REQUIRED ACTIONS
1 > In the distributed batch-size thread, how many iterations does an epoch last with two processes, compared with running without distribution?
2 > Echo the distributed batch-size thread word for word, starting at "erip · 2020-02-02T22:40:29Z" and ending at "not the end :)".
3 > Write what comes next in the distributed batch-size thread, picking up after its final line.

PAGE EXCERPT
□ □ □

Another thing on notations I do not get right is batch_size=4, but data=[list(range(n_tokens))] * batch_size so we have number of iterations is 4 and a batch of n_tokens.

In distributed code, generally, they scale the batch size by number of processes (world_size) to have the same batch size regarding the configuration.

erip · 2020-02-02T22:00:48Z

Interestingly I find that when the world size is 2, there seems to be two passes over the data? I added print(f"Batch size: {len(batch)}") to the update_fn and I see:

Batch size: 10000
Batch size: 10000
Batch size: 10000
Batch size: 10000
Batch size: 10000
Batch size: 10000
Batch size: 10000
Batch size: 10000

My algebra is failing me for some reason today...

erip · 2020-02-02T22:03:51Z

Ok, I think I really found it this time... whew

erip · 2020-02-02T22:05:46Z

I believe my own bastardization of "batch_size" was causing a lot of confusion.

vfdev-5 · 2020-02-02T22:18:45Z

Interestingly I find that when the world size is 2, there seems to be two passes over the data?

Yes, there are two processes who run the training. That's why we need DDP to make it like that:

world_size = 2

Total Data = 4 batches
[----|----|----|----]

Processes seeing data:
[----|----|----|----]
[1111|2222|1111|2222]

So we have over all batch_size of 8 elements and 4 per process. So the epoch lasts now twice less: 2 iterations vs 4 iterations (no distrib).

So when you print, you see the std out of all processes. Normally, we do an if on that

if dist.get_rank() == 0:
    print(...)

erip · 2020-02-02T22:40:29Z

Ok, I think this is better now. Thanks for your patience and help!

vfdev-5 · 2020-02-02T22:59:14Z

@erip I'm playing with tests and the code and probably it is not the end :)
Actual test has only one iteration, so there is a single update done and there is a bug with multiple updates. Here is my code:

def _test_frequency_with_engine(device, workers):
    artificial_time = 0.1  # seconds    
    total_tokens = 2000
    batch_size = 128 // workers    

    def update_fn(engine, batch):
        time.sleep(artificial_time)
        return {"ntokens": len(batch)}

    engine = Engine(update_fn)

□ □ □

DATASET SECTION
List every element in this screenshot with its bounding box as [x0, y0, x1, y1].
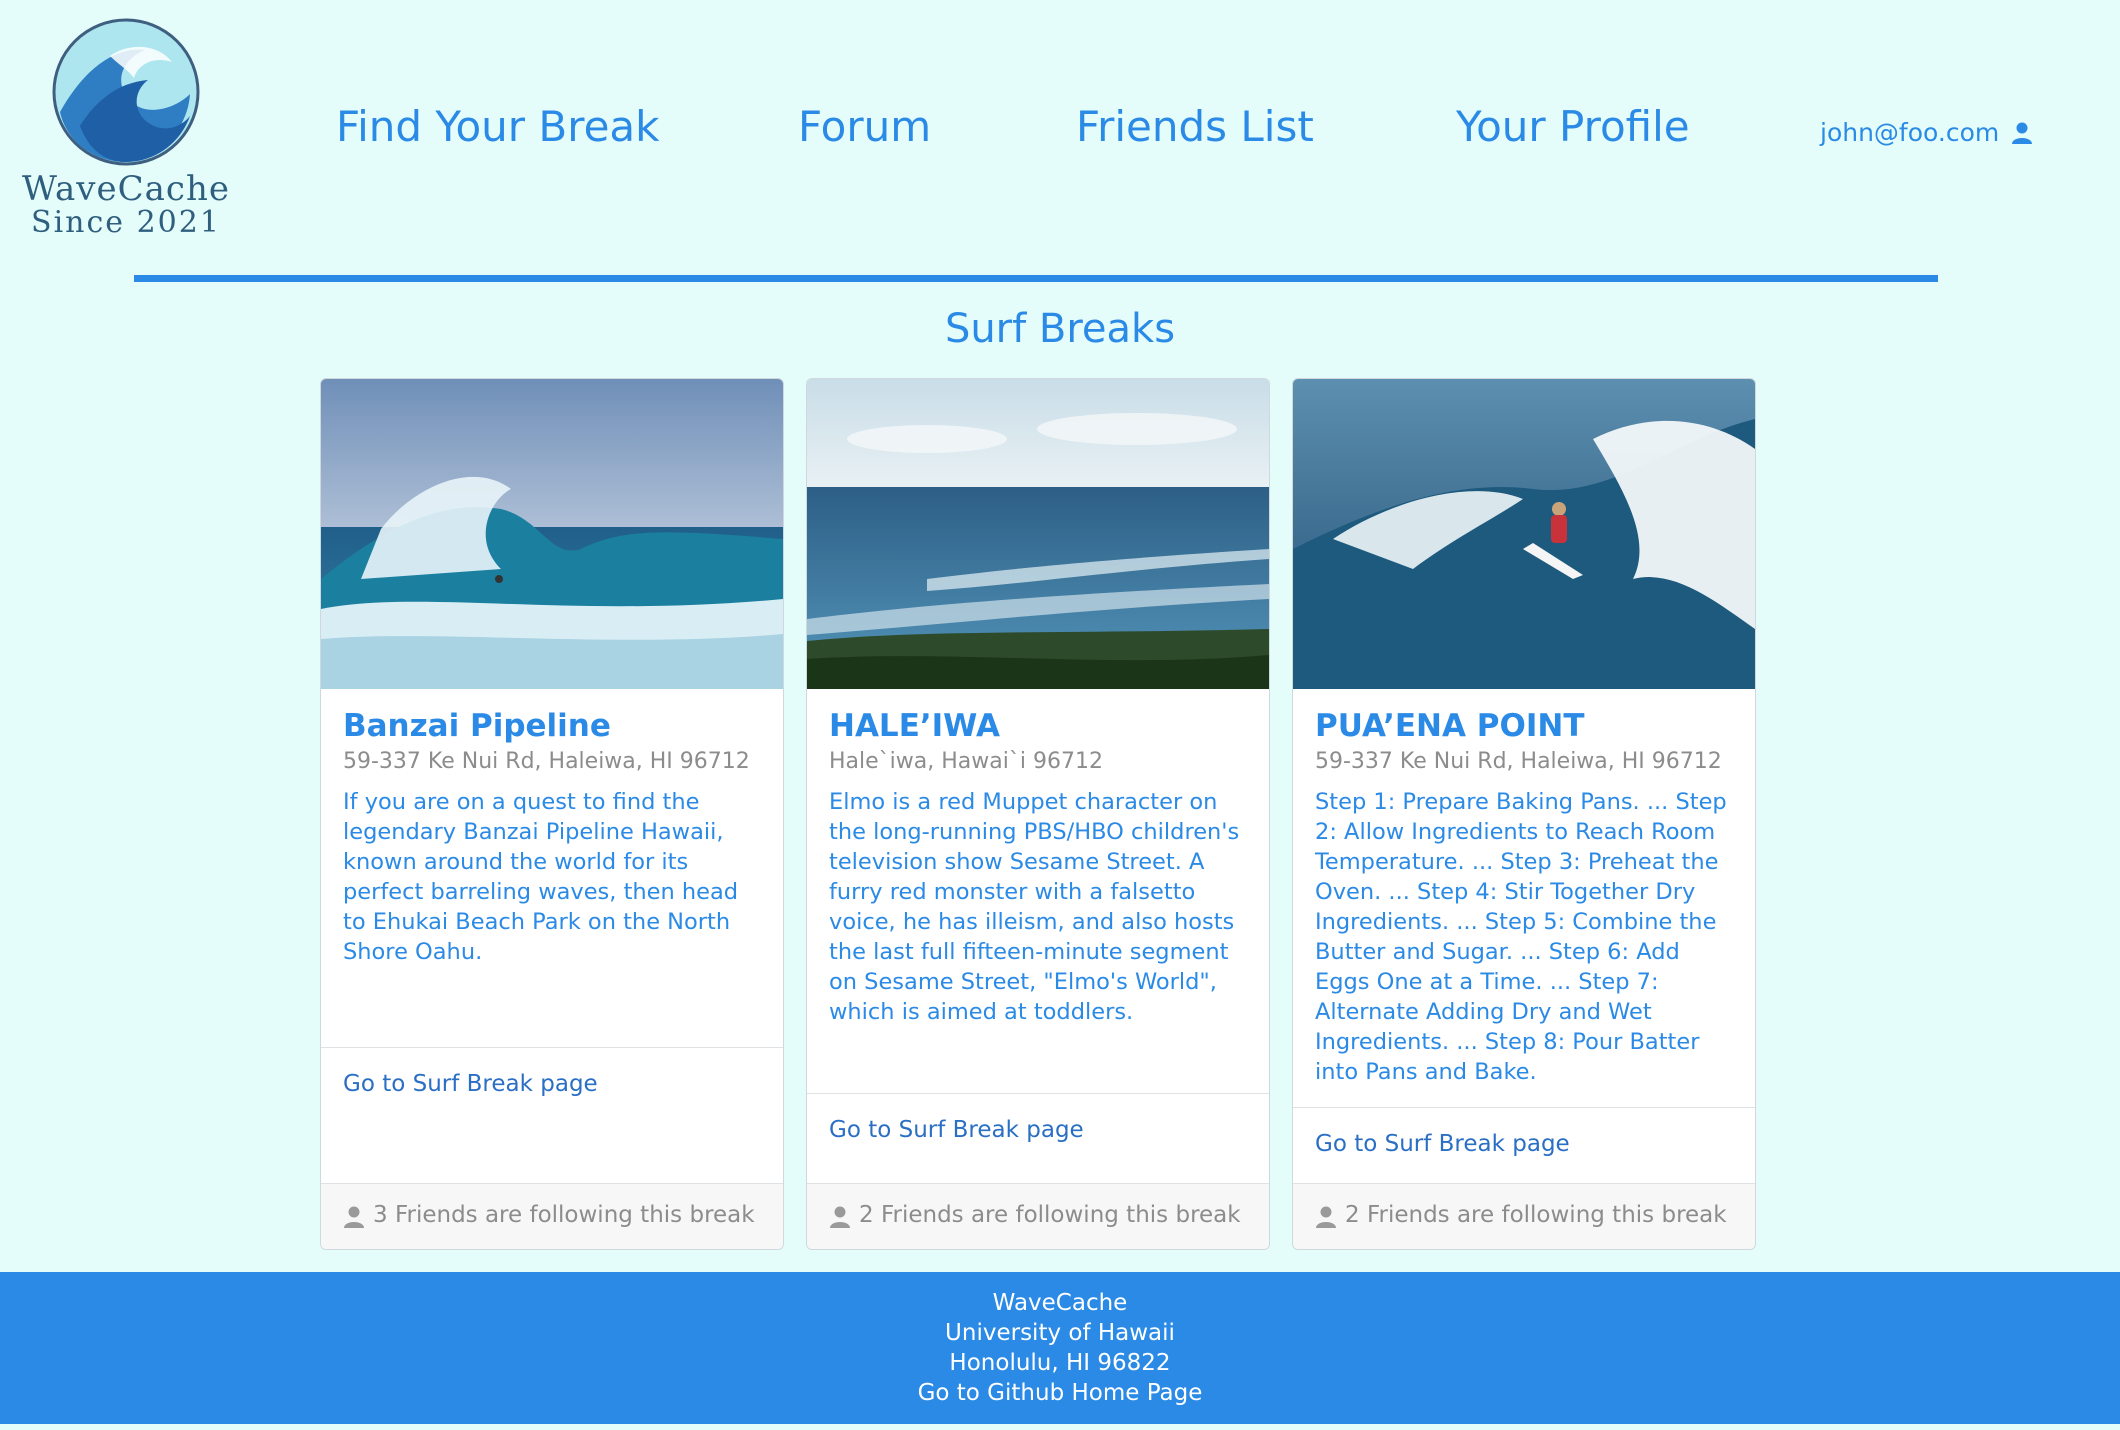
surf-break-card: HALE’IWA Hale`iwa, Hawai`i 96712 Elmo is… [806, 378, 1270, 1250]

□ □ □

TASK ANSWERS
1 > Two iterations, compared with four without distribution.

2 >
erip · 2020-02-02T22:40:29Z

Ok, I think this is better now. Thanks for your patience and help!

vfdev-5 · 2020-02-02T22:59:14Z

@erip I'm playing with tests and the code and probably it is not the end :)

3 >
    wps_metric = Frequency(output_transform=lambda x: x["ntokens"], device=device)
    wps_metric.attach(engine, 'wps')
    
    @engine.on(Events.ITERATION_COMPLETED)
    def assert_wps(e):
        wps = e.state.metrics['wps']
        if dist.get_rank() == 0:
            print("{}: wps={}".format(e.state.iteration, wps))
    
    data = [[i] * batch_size for i in range(0, total_tokens, batch_size)]    
    engine.run(data, max_epochs=1)

if __name__ == "__main__":

    dist.init_process_group("gloo", init_method="env://")
    device = "cpu"
    _test_frequency_with_engine(device, workers=dist.get_world_size())

if executed as

python3 -u -m torch.distributed.launch --nproc_per_node=1 frequency_metric_distrib.py

the output is

1: wps=1258
2: wps=1263
3: wps=1247
4: wps=1243
....
13: wps=1241
14: wps=1240
15: wps=1239

It is OK, as it is about 128 samples per 0.1 seconds.

If executed as

python3 -u -m torch.distributed.launch --nproc_per_node=2 frequency_metric_distrib.py

we have

1: wps=1185
2: wps=1805
3: wps=2820
4: wps=4544
5: wps=7540
...
30: wps=43612306556
31: wps=84412682684
32: wps=163572946560

Something still to fix with distrib config.

PS: I'm curious about what they do in fairseq for this ?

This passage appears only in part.